Return all lines from the listing below in which the string "document" occurs.
"""
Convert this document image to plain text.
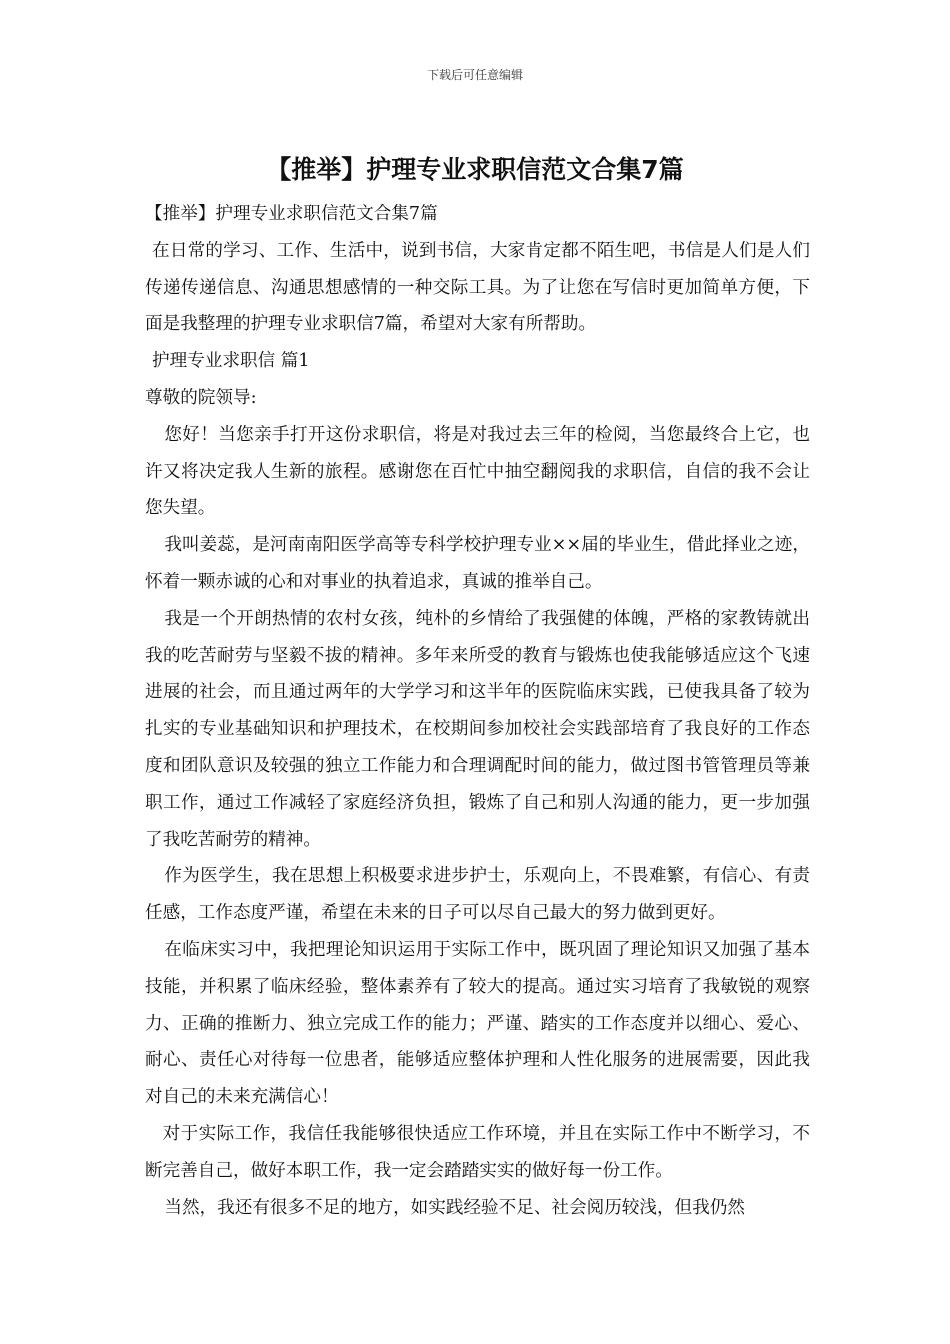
下载后可任意编辑
【推举】护理专业求职信范文合集7篇

【推举】护理专业求职信范文合集7篇

在日常的学习、工作、生活中，说到书信，大家肯定都不陌生吧，书信是人们是人们传递传递信息、沟通思想感情的一种交际工具。为了让您在写信时更加简单方便，下面是我整理的护理专业求职信7篇，希望对大家有所帮助。

护理专业求职信 篇1

尊敬的院领导:

您好！当您亲手打开这份求职信，将是对我过去三年的检阅，当您最终合上它，也许又将决定我人生新的旅程。感谢您在百忙中抽空翻阅我的求职信，自信的我不会让您失望。

我叫姜蕊，是河南南阳医学高等专科学校护理专业××届的毕业生，借此择业之迹，怀着一颗赤诚的心和对事业的执着追求，真诚的推举自己。

我是一个开朗热情的农村女孩，纯朴的乡情给了我强健的体魄，严格的家教铸就出我的吃苦耐劳与坚毅不拔的精神。多年来所受的教育与锻炼也使我能够适应这个飞速进展的社会，而且通过两年的大学学习和这半年的医院临床实践，已使我具备了较为扎实的专业基础知识和护理技术，在校期间参加校社会实践部培育了我良好的工作态度和团队意识及较强的独立工作能力和合理调配时间的能力，做过图书管管理员等兼职工作，通过工作减轻了家庭经济负担，锻炼了自己和别人沟通的能力，更一步加强了我吃苦耐劳的精神。

作为医学生，我在思想上积极要求进步护士，乐观向上，不畏难繁，有信心、有责任感，工作态度严谨，希望在未来的日子可以尽自己最大的努力做到更好。

在临床实习中，我把理论知识运用于实际工作中，既巩固了理论知识又加强了基本技能，并积累了临床经验，整体素养有了较大的提高。通过实习培育了我敏锐的观察力、正确的推断力、独立完成工作的能力；严谨、踏实的工作态度并以细心、爱心、耐心、责任心对待每一位患者，能够适应整体护理和人性化服务的进展需要，因此我对自己的未来充满信心！

对于实际工作，我信任我能够很快适应工作环境，并且在实际工作中不断学习，不断完善自己，做好本职工作，我一定会踏踏实实的做好每一份工作。

当然，我还有很多不足的地方，如实践经验不足、社会阅历较浅，但我仍然
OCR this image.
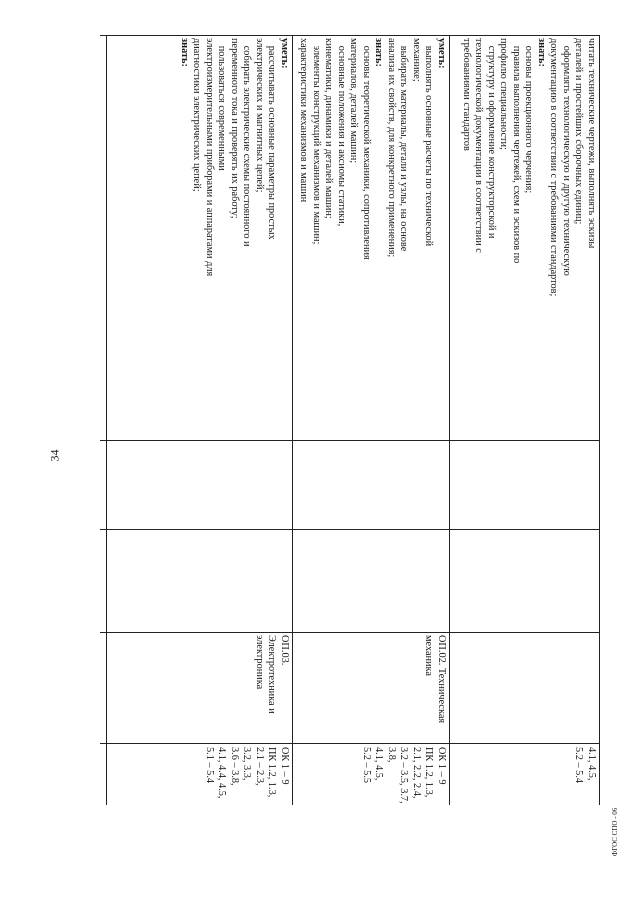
34
ФГОС СПО - 06
читать технические чертежи, выполнять эскизы
деталей и простейших сборочных единиц;
оформлять технологическую и другую техническую
документацию в соответствии с требованиями стандартов;
знать:
основы проекционного черчения;
правила выполнения чертежей, схем и эскизов по
профилю специальности;
структуру и оформление конструкторской и
технологической документации в соответствии с
требованиями стандартов
4.1, 4.5,
5.2 – 5.4
уметь:
выполнять основные расчеты по технической
механике;
выбирать материалы, детали и узлы, на основе
анализа их свойств, для конкретного применения;
знать:
основы теоретической механики, сопротивления
материалов, деталей машин;
основные положения и аксиомы статики,
кинематики, динамики и деталей машин;
элементы конструкций механизмов и машин;
характеристики механизмов и машин
ОП.02. Техническая
механика
ОК 1 – 9
ПК 1.2, 1.3,
2.1, 2.2, 2.4,
3.2 – 3.5, 3.7,
3.8,
4.1, 4.5,
5.2 – 5.5
уметь:
рассчитывать основные параметры простых
электрических и магнитных цепей;
собирать электрические схемы постоянного и
переменного тока и проверять их работу;
пользоваться современными
электроизмерительными приборами и аппаратами для
диагностики электрических цепей;
знать:
ОП.03.
Электротехника и
электроника
ОК 1 – 9
ПК 1.2, 1.3,
2.1 – 2.3,
3.2, 3.3,
3.6 – 3.8,
4.1, 4.4, 4.5,
5.1 – 5.4
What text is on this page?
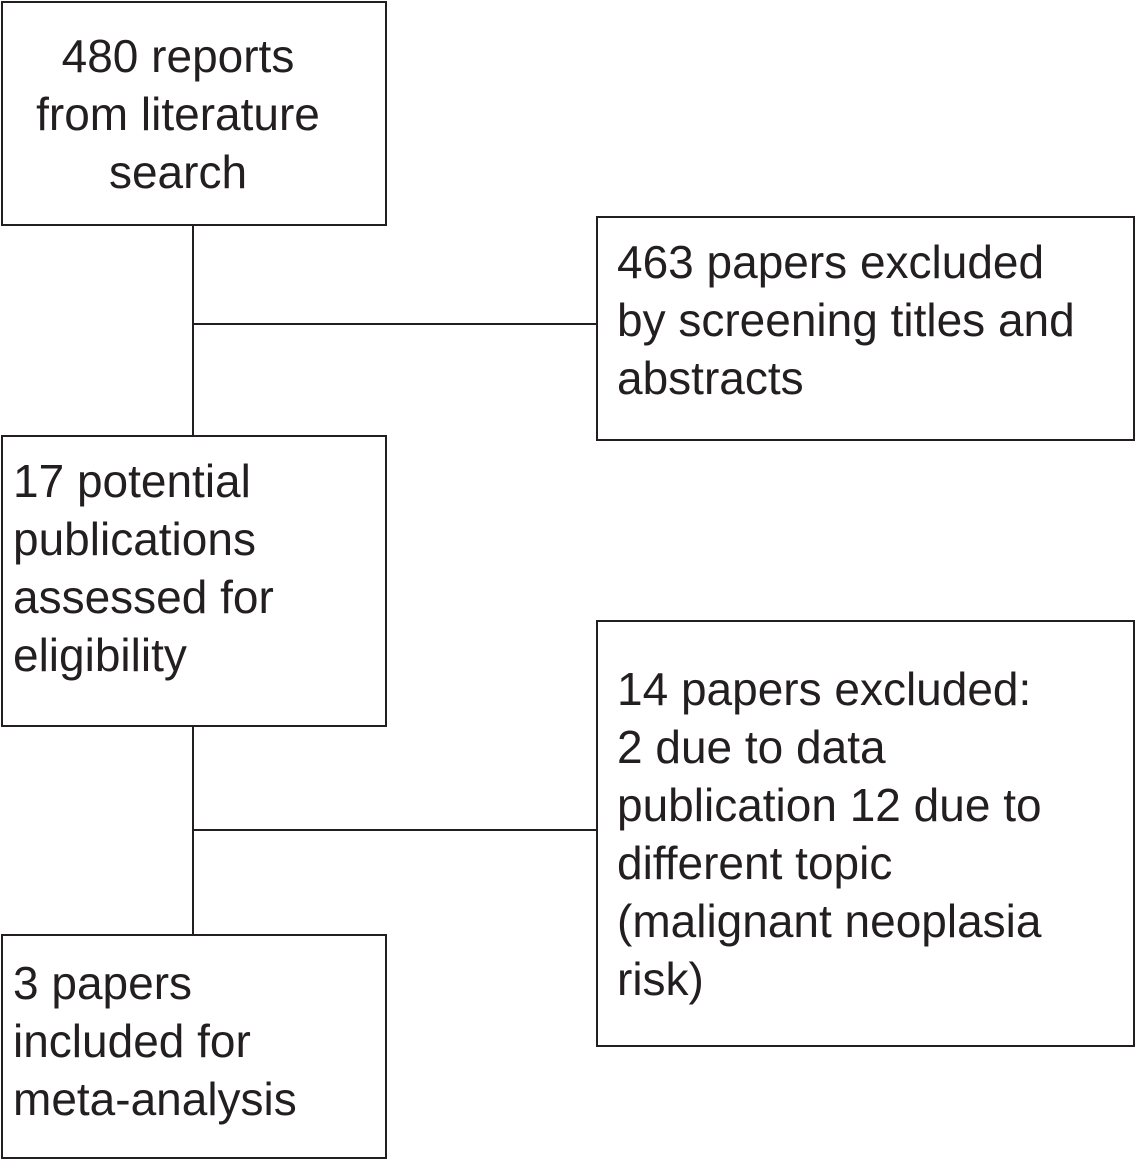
480 reports
from literature
search

463 papers excluded
by screening titles and
abstracts

17 potential
publications
assessed for
eligibility

14 papers excluded:
2 due to data
publication 12 due to
different topic
(malignant neoplasia
risk)

3 papers
included for
meta-analysis
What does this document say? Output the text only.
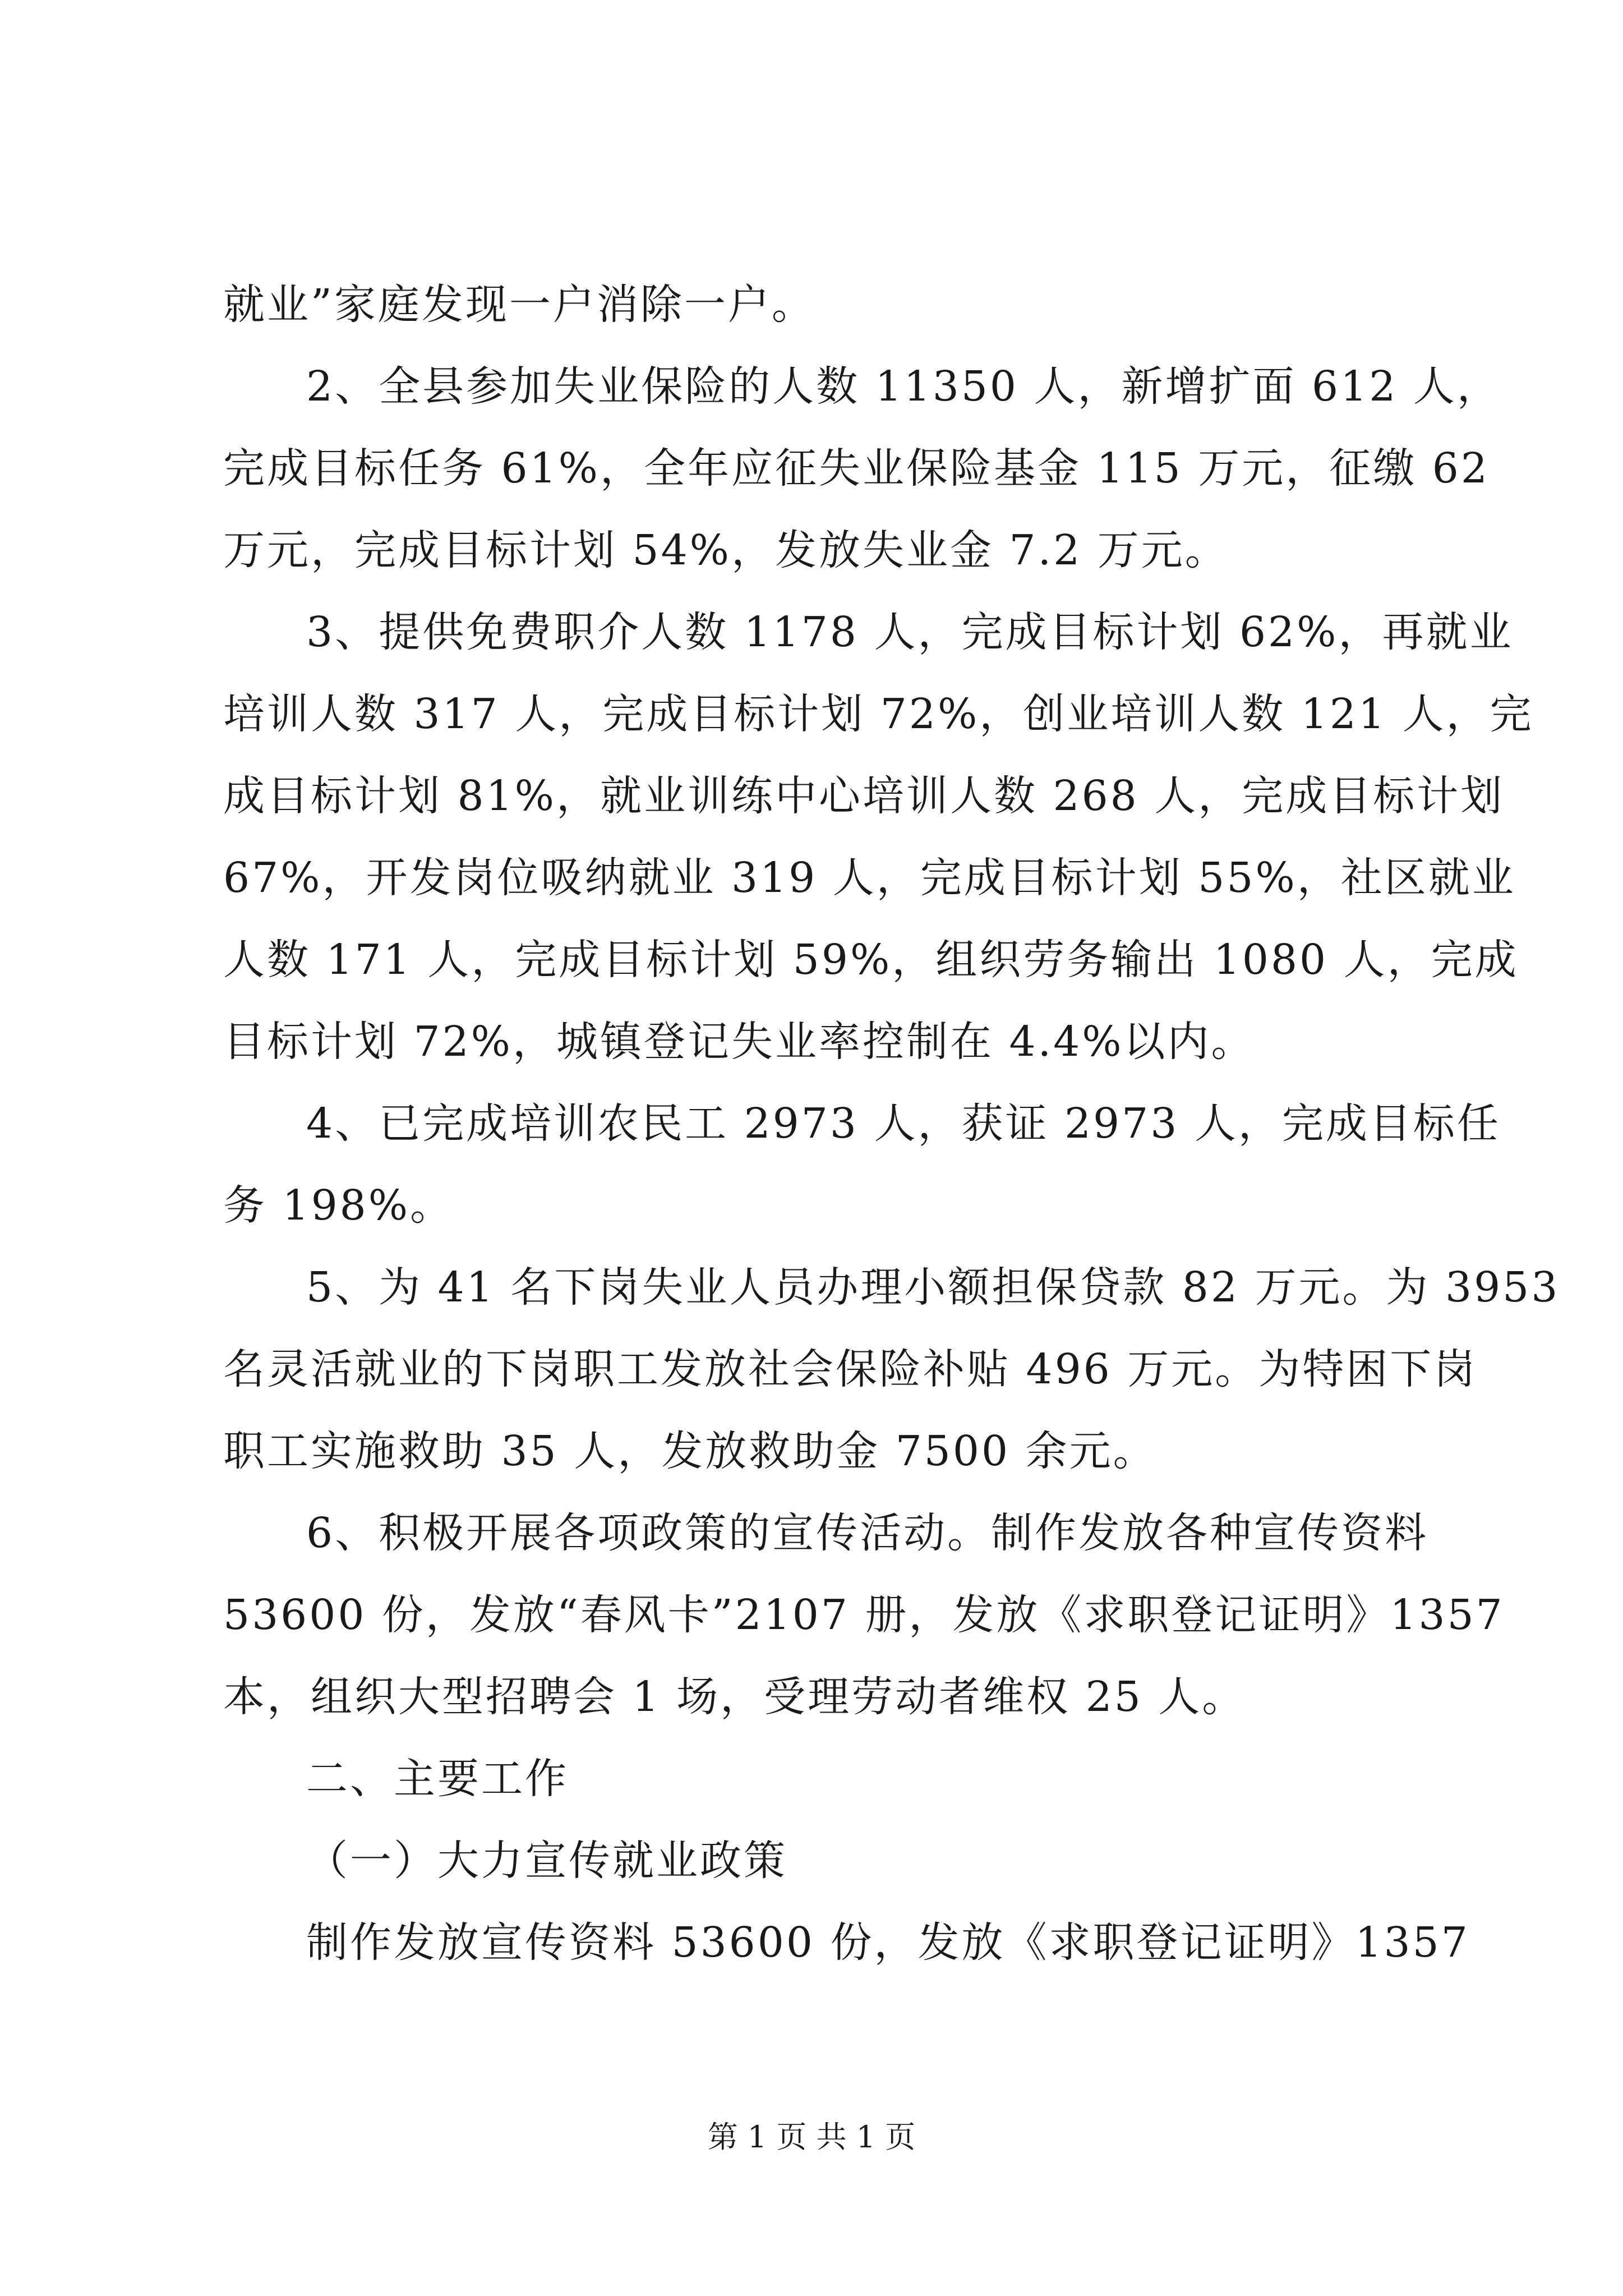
就业”家庭发现一户消除一户。
2、全县参加失业保险的人数 11350 人，新增扩面 612 人，
完成目标任务 61%，全年应征失业保险基金 115 万元，征缴 62
万元，完成目标计划 54%，发放失业金 7.2 万元。
3、提供免费职介人数 1178 人，完成目标计划 62%，再就业
培训人数 317 人，完成目标计划 72%，创业培训人数 121 人，完
成目标计划 81%，就业训练中心培训人数 268 人，完成目标计划
67%，开发岗位吸纳就业 319 人，完成目标计划 55%，社区就业
人数 171 人，完成目标计划 59%，组织劳务输出 1080 人，完成
目标计划 72%，城镇登记失业率控制在 4.4%以内。
4、已完成培训农民工 2973 人，获证 2973 人，完成目标任
务 198%。
5、为 41 名下岗失业人员办理小额担保贷款 82 万元。为 3953
名灵活就业的下岗职工发放社会保险补贴 496 万元。为特困下岗
职工实施救助 35 人，发放救助金 7500 余元。
6、积极开展各项政策的宣传活动。制作发放各种宣传资料
53600 份，发放“春风卡”2107 册，发放《求职登记证明》1357
本，组织大型招聘会 1 场，受理劳动者维权 25 人。
二、主要工作
（一）大力宣传就业政策
制作发放宣传资料 53600 份，发放《求职登记证明》1357
第 1 页 共 1 页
"""
Complete output —
Convert this document image to plain text.
What does this document say? Output the text only.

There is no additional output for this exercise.